## Short task
Output the lines that follow exactly as they are.

## Provided data
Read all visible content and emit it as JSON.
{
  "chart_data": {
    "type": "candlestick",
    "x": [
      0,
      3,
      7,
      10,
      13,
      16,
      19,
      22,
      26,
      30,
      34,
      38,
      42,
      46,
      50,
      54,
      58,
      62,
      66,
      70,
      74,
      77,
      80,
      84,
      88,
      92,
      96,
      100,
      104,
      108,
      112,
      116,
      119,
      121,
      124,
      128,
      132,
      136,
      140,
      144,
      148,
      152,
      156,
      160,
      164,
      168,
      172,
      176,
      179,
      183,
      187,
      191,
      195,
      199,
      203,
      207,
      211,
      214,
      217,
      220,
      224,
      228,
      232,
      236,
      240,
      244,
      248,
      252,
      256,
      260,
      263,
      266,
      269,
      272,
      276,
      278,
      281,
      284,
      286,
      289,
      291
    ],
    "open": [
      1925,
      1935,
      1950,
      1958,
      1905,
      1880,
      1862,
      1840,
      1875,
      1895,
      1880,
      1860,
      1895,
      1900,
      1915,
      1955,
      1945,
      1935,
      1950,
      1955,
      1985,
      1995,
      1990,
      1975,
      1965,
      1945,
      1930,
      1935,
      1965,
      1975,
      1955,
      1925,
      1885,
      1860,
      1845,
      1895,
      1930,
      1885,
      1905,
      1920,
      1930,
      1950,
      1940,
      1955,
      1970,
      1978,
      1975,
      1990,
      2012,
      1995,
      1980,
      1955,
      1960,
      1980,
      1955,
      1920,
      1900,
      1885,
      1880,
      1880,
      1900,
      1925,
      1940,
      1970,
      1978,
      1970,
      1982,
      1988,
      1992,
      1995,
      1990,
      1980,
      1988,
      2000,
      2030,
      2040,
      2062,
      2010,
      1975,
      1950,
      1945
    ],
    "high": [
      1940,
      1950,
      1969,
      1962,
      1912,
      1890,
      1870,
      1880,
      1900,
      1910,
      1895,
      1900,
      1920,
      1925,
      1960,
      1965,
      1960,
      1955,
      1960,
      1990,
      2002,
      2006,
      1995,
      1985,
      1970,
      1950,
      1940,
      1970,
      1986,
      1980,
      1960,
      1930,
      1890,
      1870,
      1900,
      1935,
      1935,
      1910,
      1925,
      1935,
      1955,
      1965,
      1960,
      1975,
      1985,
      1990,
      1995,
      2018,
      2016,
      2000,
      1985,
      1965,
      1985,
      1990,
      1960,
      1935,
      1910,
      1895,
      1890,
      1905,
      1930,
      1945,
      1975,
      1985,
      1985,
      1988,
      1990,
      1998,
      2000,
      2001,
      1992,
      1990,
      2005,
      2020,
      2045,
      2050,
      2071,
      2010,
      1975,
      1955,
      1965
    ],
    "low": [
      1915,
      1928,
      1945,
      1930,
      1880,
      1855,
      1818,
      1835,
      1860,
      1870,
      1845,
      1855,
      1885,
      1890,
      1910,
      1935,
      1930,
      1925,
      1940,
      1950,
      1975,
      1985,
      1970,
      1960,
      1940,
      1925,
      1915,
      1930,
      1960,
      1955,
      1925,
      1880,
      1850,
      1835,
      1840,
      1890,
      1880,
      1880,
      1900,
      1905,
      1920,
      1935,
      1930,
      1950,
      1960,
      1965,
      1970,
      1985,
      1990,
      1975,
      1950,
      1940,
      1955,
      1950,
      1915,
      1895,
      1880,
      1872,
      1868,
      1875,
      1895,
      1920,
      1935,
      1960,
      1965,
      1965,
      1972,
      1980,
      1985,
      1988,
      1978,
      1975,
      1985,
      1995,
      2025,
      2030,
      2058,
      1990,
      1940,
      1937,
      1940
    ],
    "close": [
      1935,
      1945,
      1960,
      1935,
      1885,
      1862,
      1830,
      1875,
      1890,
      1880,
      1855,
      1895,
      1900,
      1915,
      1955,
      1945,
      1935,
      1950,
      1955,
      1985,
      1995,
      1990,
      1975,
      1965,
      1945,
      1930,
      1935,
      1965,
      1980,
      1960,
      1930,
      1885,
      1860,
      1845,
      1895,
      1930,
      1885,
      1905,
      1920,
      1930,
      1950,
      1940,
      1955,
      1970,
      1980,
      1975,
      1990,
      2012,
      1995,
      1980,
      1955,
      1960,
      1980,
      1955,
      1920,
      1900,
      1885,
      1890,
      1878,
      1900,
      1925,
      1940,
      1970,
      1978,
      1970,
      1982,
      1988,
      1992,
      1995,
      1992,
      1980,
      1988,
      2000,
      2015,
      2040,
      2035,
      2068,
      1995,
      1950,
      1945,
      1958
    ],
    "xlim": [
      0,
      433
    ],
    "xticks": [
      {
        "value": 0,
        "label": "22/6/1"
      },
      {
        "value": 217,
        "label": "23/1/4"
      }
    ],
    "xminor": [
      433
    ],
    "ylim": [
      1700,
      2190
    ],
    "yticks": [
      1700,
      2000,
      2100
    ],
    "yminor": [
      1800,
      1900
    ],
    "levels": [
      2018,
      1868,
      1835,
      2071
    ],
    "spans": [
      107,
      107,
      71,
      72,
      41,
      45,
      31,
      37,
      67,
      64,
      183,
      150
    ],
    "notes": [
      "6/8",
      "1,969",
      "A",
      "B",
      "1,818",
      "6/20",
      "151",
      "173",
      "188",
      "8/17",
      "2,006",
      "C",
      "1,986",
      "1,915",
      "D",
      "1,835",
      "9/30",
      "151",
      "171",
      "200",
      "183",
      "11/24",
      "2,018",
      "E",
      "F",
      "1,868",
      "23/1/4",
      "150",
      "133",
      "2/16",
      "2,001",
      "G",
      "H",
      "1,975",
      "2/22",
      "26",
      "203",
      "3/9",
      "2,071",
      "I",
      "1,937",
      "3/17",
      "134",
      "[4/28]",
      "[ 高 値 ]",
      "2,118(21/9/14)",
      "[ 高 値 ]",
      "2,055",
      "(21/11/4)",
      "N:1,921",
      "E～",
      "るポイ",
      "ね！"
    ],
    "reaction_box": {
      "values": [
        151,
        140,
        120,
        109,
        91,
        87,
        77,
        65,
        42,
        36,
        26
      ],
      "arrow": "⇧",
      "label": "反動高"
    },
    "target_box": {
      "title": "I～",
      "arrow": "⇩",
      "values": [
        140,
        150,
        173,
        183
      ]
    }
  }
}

## Final answer
Read all visible content and emit it as JSON.
{
  "chart_data": {
    "type": "candlestick",
    "x": [
      0,
      3,
      7,
      10,
      13,
      16,
      19,
      22,
      26,
      30,
      34,
      38,
      42,
      46,
      50,
      54,
      58,
      62,
      66,
      70,
      74,
      77,
      80,
      84,
      88,
      92,
      96,
      100,
      104,
      108,
      112,
      116,
      119,
      121,
      124,
      128,
      132,
      136,
      140,
      144,
      148,
      152,
      156,
      160,
      164,
      168,
      172,
      176,
      179,
      183,
      187,
      191,
      195,
      199,
      203,
      207,
      211,
      214,
      217,
      220,
      224,
      228,
      232,
      236,
      240,
      244,
      248,
      252,
      256,
      260,
      263,
      266,
      269,
      272,
      276,
      278,
      281,
      284,
      286,
      289,
      291
    ],
    "open": [
      1925,
      1935,
      1950,
      1958,
      1905,
      1880,
      1862,
      1840,
      1875,
      1895,
      1880,
      1860,
      1895,
      1900,
      1915,
      1955,
      1945,
      1935,
      1950,
      1955,
      1985,
      1995,
      1990,
      1975,
      1965,
      1945,
      1930,
      1935,
      1965,
      1975,
      1955,
      1925,
      1885,
      1860,
      1845,
      1895,
      1930,
      1885,
      1905,
      1920,
      1930,
      1950,
      1940,
      1955,
      1970,
      1978,
      1975,
      1990,
      2012,
      1995,
      1980,
      1955,
      1960,
      1980,
      1955,
      1920,
      1900,
      1885,
      1880,
      1880,
      1900,
      1925,
      1940,
      1970,
      1978,
      1970,
      1982,
      1988,
      1992,
      1995,
      1990,
      1980,
      1988,
      2000,
      2030,
      2040,
      2062,
      2010,
      1975,
      1950,
      1945
    ],
    "high": [
      1940,
      1950,
      1969,
      1962,
      1912,
      1890,
      1870,
      1880,
      1900,
      1910,
      1895,
      1900,
      1920,
      1925,
      1960,
      1965,
      1960,
      1955,
      1960,
      1990,
      2002,
      2006,
      1995,
      1985,
      1970,
      1950,
      1940,
      1970,
      1986,
      1980,
      1960,
      1930,
      1890,
      1870,
      1900,
      1935,
      1935,
      1910,
      1925,
      1935,
      1955,
      1965,
      1960,
      1975,
      1985,
      1990,
      1995,
      2018,
      2016,
      2000,
      1985,
      1965,
      1985,
      1990,
      1960,
      1935,
      1910,
      1895,
      1890,
      1905,
      1930,
      1945,
      1975,
      1985,
      1985,
      1988,
      1990,
      1998,
      2000,
      2001,
      1992,
      1990,
      2005,
      2020,
      2045,
      2050,
      2071,
      2010,
      1975,
      1955,
      1965
    ],
    "low": [
      1915,
      1928,
      1945,
      1930,
      1880,
      1855,
      1818,
      1835,
      1860,
      1870,
      1845,
      1855,
      1885,
      1890,
      1910,
      1935,
      1930,
      1925,
      1940,
      1950,
      1975,
      1985,
      1970,
      1960,
      1940,
      1925,
      1915,
      1930,
      1960,
      1955,
      1925,
      1880,
      1850,
      1835,
      1840,
      1890,
      1880,
      1880,
      1900,
      1905,
      1920,
      1935,
      1930,
      1950,
      1960,
      1965,
      1970,
      1985,
      1990,
      1975,
      1950,
      1940,
      1955,
      1950,
      1915,
      1895,
      1880,
      1872,
      1868,
      1875,
      1895,
      1920,
      1935,
      1960,
      1965,
      1965,
      1972,
      1980,
      1985,
      1988,
      1978,
      1975,
      1985,
      1995,
      2025,
      2030,
      2058,
      1990,
      1940,
      1937,
      1940
    ],
    "close": [
      1935,
      1945,
      1960,
      1935,
      1885,
      1862,
      1830,
      1875,
      1890,
      1880,
      1855,
      1895,
      1900,
      1915,
      1955,
      1945,
      1935,
      1950,
      1955,
      1985,
      1995,
      1990,
      1975,
      1965,
      1945,
      1930,
      1935,
      1965,
      1980,
      1960,
      1930,
      1885,
      1860,
      1845,
      1895,
      1930,
      1885,
      1905,
      1920,
      1930,
      1950,
      1940,
      1955,
      1970,
      1980,
      1975,
      1990,
      2012,
      1995,
      1980,
      1955,
      1960,
      1980,
      1955,
      1920,
      1900,
      1885,
      1890,
      1878,
      1900,
      1925,
      1940,
      1970,
      1978,
      1970,
      1982,
      1988,
      1992,
      1995,
      1992,
      1980,
      1988,
      2000,
      2015,
      2040,
      2035,
      2068,
      1995,
      1950,
      1945,
      1958
    ],
    "xlim": [
      0,
      433
    ],
    "xticks": [
      {
        "value": 0,
        "label": "22/6/1"
      },
      {
        "value": 217,
        "label": "23/1/4"
      }
    ],
    "xminor": [
      433
    ],
    "ylim": [
      1700,
      2190
    ],
    "yticks": [
      1700,
      2000,
      2100
    ],
    "yminor": [
      1800,
      1900
    ],
    "levels": [
      2018,
      1868,
      1835,
      2071
    ],
    "spans": [
      107,
      107,
      71,
      72,
      41,
      45,
      31,
      37,
      67,
      64,
      183,
      150
    ],
    "notes": [
      "6/8",
      "1,969",
      "A",
      "B",
      "1,818",
      "6/20",
      "151",
      "173",
      "188",
      "8/17",
      "2,006",
      "C",
      "1,986",
      "1,915",
      "D",
      "1,835",
      "9/30",
      "151",
      "171",
      "200",
      "183",
      "11/24",
      "2,018",
      "E",
      "F",
      "1,868",
      "23/1/4",
      "150",
      "133",
      "2/16",
      "2,001",
      "G",
      "H",
      "1,975",
      "2/22",
      "26",
      "203",
      "3/9",
      "2,071",
      "I",
      "1,937",
      "3/17",
      "134",
      "[4/28]",
      "[ 高 値 ]",
      "2,118(21/9/14)",
      "[ 高 値 ]",
      "2,055",
      "(21/11/4)",
      "N:1,921",
      "E～",
      "るポイ",
      "ね！"
    ],
    "reaction_box": {
      "values": [
        151,
        140,
        120,
        109,
        91,
        87,
        77,
        65,
        42,
        36,
        26
      ],
      "arrow": "⇧",
      "label": "反動高"
    },
    "target_box": {
      "title": "I～",
      "arrow": "⇩",
      "values": [
        140,
        150,
        173,
        183
      ]
    }
  }
}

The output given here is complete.